Figure record listings:

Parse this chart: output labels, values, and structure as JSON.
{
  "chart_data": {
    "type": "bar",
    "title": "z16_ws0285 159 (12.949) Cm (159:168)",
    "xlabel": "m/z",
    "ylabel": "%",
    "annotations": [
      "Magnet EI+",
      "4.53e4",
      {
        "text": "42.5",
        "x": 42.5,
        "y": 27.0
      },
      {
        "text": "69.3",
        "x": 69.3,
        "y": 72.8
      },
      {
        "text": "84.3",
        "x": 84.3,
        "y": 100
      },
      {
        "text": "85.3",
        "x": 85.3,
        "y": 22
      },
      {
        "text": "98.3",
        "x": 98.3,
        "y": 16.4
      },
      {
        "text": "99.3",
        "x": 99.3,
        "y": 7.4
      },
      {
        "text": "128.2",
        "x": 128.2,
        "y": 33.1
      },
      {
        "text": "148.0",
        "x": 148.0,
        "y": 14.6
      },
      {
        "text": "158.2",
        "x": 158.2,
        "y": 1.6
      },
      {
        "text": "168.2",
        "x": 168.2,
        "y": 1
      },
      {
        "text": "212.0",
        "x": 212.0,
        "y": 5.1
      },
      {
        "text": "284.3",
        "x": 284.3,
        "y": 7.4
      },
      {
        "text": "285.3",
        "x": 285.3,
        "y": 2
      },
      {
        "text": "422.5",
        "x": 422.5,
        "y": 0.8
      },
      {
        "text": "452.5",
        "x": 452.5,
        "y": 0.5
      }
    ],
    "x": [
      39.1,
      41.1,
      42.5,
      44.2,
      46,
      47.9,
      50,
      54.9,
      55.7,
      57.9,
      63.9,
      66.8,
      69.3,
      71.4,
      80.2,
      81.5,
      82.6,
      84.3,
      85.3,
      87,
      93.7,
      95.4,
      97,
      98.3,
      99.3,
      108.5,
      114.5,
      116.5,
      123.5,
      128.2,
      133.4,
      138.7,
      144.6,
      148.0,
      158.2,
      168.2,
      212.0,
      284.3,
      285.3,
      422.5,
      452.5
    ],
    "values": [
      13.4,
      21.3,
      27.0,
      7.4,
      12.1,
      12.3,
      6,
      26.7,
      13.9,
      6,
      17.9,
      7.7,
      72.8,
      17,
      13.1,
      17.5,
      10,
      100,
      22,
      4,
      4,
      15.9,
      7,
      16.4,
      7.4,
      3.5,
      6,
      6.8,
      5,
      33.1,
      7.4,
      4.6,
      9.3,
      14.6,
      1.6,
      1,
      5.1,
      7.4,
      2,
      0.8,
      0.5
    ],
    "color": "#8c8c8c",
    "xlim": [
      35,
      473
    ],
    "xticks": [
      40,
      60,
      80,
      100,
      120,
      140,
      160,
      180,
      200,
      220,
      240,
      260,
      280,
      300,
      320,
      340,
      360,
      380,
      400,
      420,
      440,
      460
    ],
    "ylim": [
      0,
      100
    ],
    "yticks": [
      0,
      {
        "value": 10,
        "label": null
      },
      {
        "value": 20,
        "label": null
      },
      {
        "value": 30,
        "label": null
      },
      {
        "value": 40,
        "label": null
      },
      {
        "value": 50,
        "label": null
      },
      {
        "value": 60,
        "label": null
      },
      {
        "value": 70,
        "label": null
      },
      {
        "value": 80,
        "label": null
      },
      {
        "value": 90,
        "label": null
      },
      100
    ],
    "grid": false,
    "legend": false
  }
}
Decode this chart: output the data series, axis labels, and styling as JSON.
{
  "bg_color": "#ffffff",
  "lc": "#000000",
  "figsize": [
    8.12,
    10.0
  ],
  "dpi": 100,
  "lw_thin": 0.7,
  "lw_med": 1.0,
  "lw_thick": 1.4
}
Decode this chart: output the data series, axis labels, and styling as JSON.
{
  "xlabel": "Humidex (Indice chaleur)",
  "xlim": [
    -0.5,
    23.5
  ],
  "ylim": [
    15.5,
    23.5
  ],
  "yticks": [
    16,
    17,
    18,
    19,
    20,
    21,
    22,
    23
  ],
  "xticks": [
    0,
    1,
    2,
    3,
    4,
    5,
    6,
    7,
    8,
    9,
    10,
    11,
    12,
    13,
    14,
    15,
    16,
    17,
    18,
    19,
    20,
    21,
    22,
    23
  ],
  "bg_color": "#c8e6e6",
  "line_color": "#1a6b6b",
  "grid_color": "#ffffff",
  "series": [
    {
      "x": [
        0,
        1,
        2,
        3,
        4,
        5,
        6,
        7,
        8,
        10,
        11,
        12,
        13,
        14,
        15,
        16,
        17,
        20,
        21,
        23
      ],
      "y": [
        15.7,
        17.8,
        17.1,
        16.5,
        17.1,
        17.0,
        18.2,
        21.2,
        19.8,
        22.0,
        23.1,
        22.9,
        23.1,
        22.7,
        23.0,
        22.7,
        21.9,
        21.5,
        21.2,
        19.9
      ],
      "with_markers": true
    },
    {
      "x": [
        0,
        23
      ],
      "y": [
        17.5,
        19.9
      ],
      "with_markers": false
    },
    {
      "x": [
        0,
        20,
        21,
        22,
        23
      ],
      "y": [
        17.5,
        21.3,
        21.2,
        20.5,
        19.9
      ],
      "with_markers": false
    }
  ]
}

▶ **TASK DIRECTIONS**: All of the entries above should be written out again exactly.

▶ **CORRECT RESPONSE**:
Parse this chart: output labels, values, and structure as JSON.
{
  "chart_data": {
    "type": "bar",
    "title": "z16_ws0285 159 (12.949) Cm (159:168)",
    "xlabel": "m/z",
    "ylabel": "%",
    "annotations": [
      "Magnet EI+",
      "4.53e4",
      {
        "text": "42.5",
        "x": 42.5,
        "y": 27.0
      },
      {
        "text": "69.3",
        "x": 69.3,
        "y": 72.8
      },
      {
        "text": "84.3",
        "x": 84.3,
        "y": 100
      },
      {
        "text": "85.3",
        "x": 85.3,
        "y": 22
      },
      {
        "text": "98.3",
        "x": 98.3,
        "y": 16.4
      },
      {
        "text": "99.3",
        "x": 99.3,
        "y": 7.4
      },
      {
        "text": "128.2",
        "x": 128.2,
        "y": 33.1
      },
      {
        "text": "148.0",
        "x": 148.0,
        "y": 14.6
      },
      {
        "text": "158.2",
        "x": 158.2,
        "y": 1.6
      },
      {
        "text": "168.2",
        "x": 168.2,
        "y": 1
      },
      {
        "text": "212.0",
        "x": 212.0,
        "y": 5.1
      },
      {
        "text": "284.3",
        "x": 284.3,
        "y": 7.4
      },
      {
        "text": "285.3",
        "x": 285.3,
        "y": 2
      },
      {
        "text": "422.5",
        "x": 422.5,
        "y": 0.8
      },
      {
        "text": "452.5",
        "x": 452.5,
        "y": 0.5
      }
    ],
    "x": [
      39.1,
      41.1,
      42.5,
      44.2,
      46,
      47.9,
      50,
      54.9,
      55.7,
      57.9,
      63.9,
      66.8,
      69.3,
      71.4,
      80.2,
      81.5,
      82.6,
      84.3,
      85.3,
      87,
      93.7,
      95.4,
      97,
      98.3,
      99.3,
      108.5,
      114.5,
      116.5,
      123.5,
      128.2,
      133.4,
      138.7,
      144.6,
      148.0,
      158.2,
      168.2,
      212.0,
      284.3,
      285.3,
      422.5,
      452.5
    ],
    "values": [
      13.4,
      21.3,
      27.0,
      7.4,
      12.1,
      12.3,
      6,
      26.7,
      13.9,
      6,
      17.9,
      7.7,
      72.8,
      17,
      13.1,
      17.5,
      10,
      100,
      22,
      4,
      4,
      15.9,
      7,
      16.4,
      7.4,
      3.5,
      6,
      6.8,
      5,
      33.1,
      7.4,
      4.6,
      9.3,
      14.6,
      1.6,
      1,
      5.1,
      7.4,
      2,
      0.8,
      0.5
    ],
    "color": "#8c8c8c",
    "xlim": [
      35,
      473
    ],
    "xticks": [
      40,
      60,
      80,
      100,
      120,
      140,
      160,
      180,
      200,
      220,
      240,
      260,
      280,
      300,
      320,
      340,
      360,
      380,
      400,
      420,
      440,
      460
    ],
    "ylim": [
      0,
      100
    ],
    "yticks": [
      0,
      {
        "value": 10,
        "label": null
      },
      {
        "value": 20,
        "label": null
      },
      {
        "value": 30,
        "label": null
      },
      {
        "value": 40,
        "label": null
      },
      {
        "value": 50,
        "label": null
      },
      {
        "value": 60,
        "label": null
      },
      {
        "value": 70,
        "label": null
      },
      {
        "value": 80,
        "label": null
      },
      {
        "value": 90,
        "label": null
      },
      100
    ],
    "grid": false,
    "legend": false
  }
}
Decode this chart: output the data series, axis labels, and styling as JSON.
{
  "bg_color": "#ffffff",
  "lc": "#000000",
  "figsize": [
    8.12,
    10.0
  ],
  "dpi": 100,
  "lw_thin": 0.7,
  "lw_med": 1.0,
  "lw_thick": 1.4
}
Decode this chart: output the data series, axis labels, and styling as JSON.
{
  "xlabel": "Humidex (Indice chaleur)",
  "xlim": [
    -0.5,
    23.5
  ],
  "ylim": [
    15.5,
    23.5
  ],
  "yticks": [
    16,
    17,
    18,
    19,
    20,
    21,
    22,
    23
  ],
  "xticks": [
    0,
    1,
    2,
    3,
    4,
    5,
    6,
    7,
    8,
    9,
    10,
    11,
    12,
    13,
    14,
    15,
    16,
    17,
    18,
    19,
    20,
    21,
    22,
    23
  ],
  "bg_color": "#c8e6e6",
  "line_color": "#1a6b6b",
  "grid_color": "#ffffff",
  "series": [
    {
      "x": [
        0,
        1,
        2,
        3,
        4,
        5,
        6,
        7,
        8,
        10,
        11,
        12,
        13,
        14,
        15,
        16,
        17,
        20,
        21,
        23
      ],
      "y": [
        15.7,
        17.8,
        17.1,
        16.5,
        17.1,
        17.0,
        18.2,
        21.2,
        19.8,
        22.0,
        23.1,
        22.9,
        23.1,
        22.7,
        23.0,
        22.7,
        21.9,
        21.5,
        21.2,
        19.9
      ],
      "with_markers": true
    },
    {
      "x": [
        0,
        23
      ],
      "y": [
        17.5,
        19.9
      ],
      "with_markers": false
    },
    {
      "x": [
        0,
        20,
        21,
        22,
        23
      ],
      "y": [
        17.5,
        21.3,
        21.2,
        20.5,
        19.9
      ],
      "with_markers": false
    }
  ]
}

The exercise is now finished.